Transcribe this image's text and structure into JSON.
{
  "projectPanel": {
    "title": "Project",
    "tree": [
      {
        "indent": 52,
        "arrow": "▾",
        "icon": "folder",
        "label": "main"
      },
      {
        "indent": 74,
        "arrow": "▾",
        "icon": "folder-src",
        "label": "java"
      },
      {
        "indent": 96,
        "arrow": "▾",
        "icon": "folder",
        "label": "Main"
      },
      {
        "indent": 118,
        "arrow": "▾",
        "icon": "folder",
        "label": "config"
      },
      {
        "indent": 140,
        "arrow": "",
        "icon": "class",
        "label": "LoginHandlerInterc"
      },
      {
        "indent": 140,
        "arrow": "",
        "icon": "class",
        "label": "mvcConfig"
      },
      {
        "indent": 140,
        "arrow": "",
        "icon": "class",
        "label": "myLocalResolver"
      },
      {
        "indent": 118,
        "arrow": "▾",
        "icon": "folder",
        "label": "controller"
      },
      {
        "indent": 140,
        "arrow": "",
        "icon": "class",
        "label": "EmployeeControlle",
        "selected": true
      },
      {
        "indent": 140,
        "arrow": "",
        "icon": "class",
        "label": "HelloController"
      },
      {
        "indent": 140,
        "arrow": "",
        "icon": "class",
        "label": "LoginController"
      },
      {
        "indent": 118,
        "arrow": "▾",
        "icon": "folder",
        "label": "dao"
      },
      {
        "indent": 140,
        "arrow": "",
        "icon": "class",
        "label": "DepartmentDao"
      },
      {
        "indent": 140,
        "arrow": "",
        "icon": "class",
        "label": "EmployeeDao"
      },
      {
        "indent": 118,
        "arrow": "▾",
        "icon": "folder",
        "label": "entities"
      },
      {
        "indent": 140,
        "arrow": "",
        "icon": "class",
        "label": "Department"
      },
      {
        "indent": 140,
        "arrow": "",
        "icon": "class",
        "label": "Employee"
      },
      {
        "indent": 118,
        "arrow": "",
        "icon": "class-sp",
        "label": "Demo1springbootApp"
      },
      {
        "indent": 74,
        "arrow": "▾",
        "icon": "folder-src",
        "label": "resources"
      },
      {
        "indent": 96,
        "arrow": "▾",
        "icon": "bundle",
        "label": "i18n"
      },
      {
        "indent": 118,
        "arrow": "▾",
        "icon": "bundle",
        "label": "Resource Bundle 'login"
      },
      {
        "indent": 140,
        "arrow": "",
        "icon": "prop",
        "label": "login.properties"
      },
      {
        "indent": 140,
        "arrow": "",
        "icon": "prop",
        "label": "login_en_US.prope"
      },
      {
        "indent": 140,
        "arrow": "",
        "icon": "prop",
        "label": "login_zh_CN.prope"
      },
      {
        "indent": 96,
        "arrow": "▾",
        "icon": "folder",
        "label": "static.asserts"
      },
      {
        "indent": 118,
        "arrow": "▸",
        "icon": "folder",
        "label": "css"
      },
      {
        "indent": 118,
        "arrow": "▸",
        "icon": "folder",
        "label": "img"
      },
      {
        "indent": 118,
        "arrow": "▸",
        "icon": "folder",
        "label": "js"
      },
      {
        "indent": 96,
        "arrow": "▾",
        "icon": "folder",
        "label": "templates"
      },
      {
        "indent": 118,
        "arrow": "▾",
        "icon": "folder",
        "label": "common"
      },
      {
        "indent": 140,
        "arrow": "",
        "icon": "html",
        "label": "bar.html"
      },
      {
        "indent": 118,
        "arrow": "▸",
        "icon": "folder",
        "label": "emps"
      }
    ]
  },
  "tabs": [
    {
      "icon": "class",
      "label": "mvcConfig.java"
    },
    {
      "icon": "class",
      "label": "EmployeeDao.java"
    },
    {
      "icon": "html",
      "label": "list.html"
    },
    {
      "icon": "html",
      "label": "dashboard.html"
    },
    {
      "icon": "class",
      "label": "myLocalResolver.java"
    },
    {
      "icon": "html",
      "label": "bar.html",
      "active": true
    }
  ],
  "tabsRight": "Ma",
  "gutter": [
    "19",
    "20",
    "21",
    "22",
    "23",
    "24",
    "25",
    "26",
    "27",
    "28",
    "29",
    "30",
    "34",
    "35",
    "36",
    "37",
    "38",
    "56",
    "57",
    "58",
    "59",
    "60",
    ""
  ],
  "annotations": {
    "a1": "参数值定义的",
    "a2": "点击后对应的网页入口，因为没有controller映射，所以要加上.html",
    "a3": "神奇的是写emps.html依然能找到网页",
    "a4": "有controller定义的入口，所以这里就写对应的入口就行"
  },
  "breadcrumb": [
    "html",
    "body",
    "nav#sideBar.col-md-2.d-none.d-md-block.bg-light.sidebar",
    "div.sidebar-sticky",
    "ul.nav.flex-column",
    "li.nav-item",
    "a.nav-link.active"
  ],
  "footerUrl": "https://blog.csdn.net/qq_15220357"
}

┄┄┄┄┄┄┄┄┄┄┄┄┄┄┄┄┄┄┄┄

Print the listing above in its entirety, with every line exact.

Transcribe this image's text and structure into JSON.
{
  "projectPanel": {
    "title": "Project",
    "tree": [
      {
        "indent": 52,
        "arrow": "▾",
        "icon": "folder",
        "label": "main"
      },
      {
        "indent": 74,
        "arrow": "▾",
        "icon": "folder-src",
        "label": "java"
      },
      {
        "indent": 96,
        "arrow": "▾",
        "icon": "folder",
        "label": "Main"
      },
      {
        "indent": 118,
        "arrow": "▾",
        "icon": "folder",
        "label": "config"
      },
      {
        "indent": 140,
        "arrow": "",
        "icon": "class",
        "label": "LoginHandlerInterc"
      },
      {
        "indent": 140,
        "arrow": "",
        "icon": "class",
        "label": "mvcConfig"
      },
      {
        "indent": 140,
        "arrow": "",
        "icon": "class",
        "label": "myLocalResolver"
      },
      {
        "indent": 118,
        "arrow": "▾",
        "icon": "folder",
        "label": "controller"
      },
      {
        "indent": 140,
        "arrow": "",
        "icon": "class",
        "label": "EmployeeControlle",
        "selected": true
      },
      {
        "indent": 140,
        "arrow": "",
        "icon": "class",
        "label": "HelloController"
      },
      {
        "indent": 140,
        "arrow": "",
        "icon": "class",
        "label": "LoginController"
      },
      {
        "indent": 118,
        "arrow": "▾",
        "icon": "folder",
        "label": "dao"
      },
      {
        "indent": 140,
        "arrow": "",
        "icon": "class",
        "label": "DepartmentDao"
      },
      {
        "indent": 140,
        "arrow": "",
        "icon": "class",
        "label": "EmployeeDao"
      },
      {
        "indent": 118,
        "arrow": "▾",
        "icon": "folder",
        "label": "entities"
      },
      {
        "indent": 140,
        "arrow": "",
        "icon": "class",
        "label": "Department"
      },
      {
        "indent": 140,
        "arrow": "",
        "icon": "class",
        "label": "Employee"
      },
      {
        "indent": 118,
        "arrow": "",
        "icon": "class-sp",
        "label": "Demo1springbootApp"
      },
      {
        "indent": 74,
        "arrow": "▾",
        "icon": "folder-src",
        "label": "resources"
      },
      {
        "indent": 96,
        "arrow": "▾",
        "icon": "bundle",
        "label": "i18n"
      },
      {
        "indent": 118,
        "arrow": "▾",
        "icon": "bundle",
        "label": "Resource Bundle 'login"
      },
      {
        "indent": 140,
        "arrow": "",
        "icon": "prop",
        "label": "login.properties"
      },
      {
        "indent": 140,
        "arrow": "",
        "icon": "prop",
        "label": "login_en_US.prope"
      },
      {
        "indent": 140,
        "arrow": "",
        "icon": "prop",
        "label": "login_zh_CN.prope"
      },
      {
        "indent": 96,
        "arrow": "▾",
        "icon": "folder",
        "label": "static.asserts"
      },
      {
        "indent": 118,
        "arrow": "▸",
        "icon": "folder",
        "label": "css"
      },
      {
        "indent": 118,
        "arrow": "▸",
        "icon": "folder",
        "label": "img"
      },
      {
        "indent": 118,
        "arrow": "▸",
        "icon": "folder",
        "label": "js"
      },
      {
        "indent": 96,
        "arrow": "▾",
        "icon": "folder",
        "label": "templates"
      },
      {
        "indent": 118,
        "arrow": "▾",
        "icon": "folder",
        "label": "common"
      },
      {
        "indent": 140,
        "arrow": "",
        "icon": "html",
        "label": "bar.html"
      },
      {
        "indent": 118,
        "arrow": "▸",
        "icon": "folder",
        "label": "emps"
      }
    ]
  },
  "tabs": [
    {
      "icon": "class",
      "label": "mvcConfig.java"
    },
    {
      "icon": "class",
      "label": "EmployeeDao.java"
    },
    {
      "icon": "html",
      "label": "list.html"
    },
    {
      "icon": "html",
      "label": "dashboard.html"
    },
    {
      "icon": "class",
      "label": "myLocalResolver.java"
    },
    {
      "icon": "html",
      "label": "bar.html",
      "active": true
    }
  ],
  "tabsRight": "Ma",
  "gutter": [
    "19",
    "20",
    "21",
    "22",
    "23",
    "24",
    "25",
    "26",
    "27",
    "28",
    "29",
    "30",
    "34",
    "35",
    "36",
    "37",
    "38",
    "56",
    "57",
    "58",
    "59",
    "60",
    ""
  ],
  "annotations": {
    "a1": "参数值定义的",
    "a2": "点击后对应的网页入口，因为没有controller映射，所以要加上.html",
    "a3": "神奇的是写emps.html依然能找到网页",
    "a4": "有controller定义的入口，所以这里就写对应的入口就行"
  },
  "breadcrumb": [
    "html",
    "body",
    "nav#sideBar.col-md-2.d-none.d-md-block.bg-light.sidebar",
    "div.sidebar-sticky",
    "ul.nav.flex-column",
    "li.nav-item",
    "a.nav-link.active"
  ],
  "footerUrl": "https://blog.csdn.net/qq_15220357"
}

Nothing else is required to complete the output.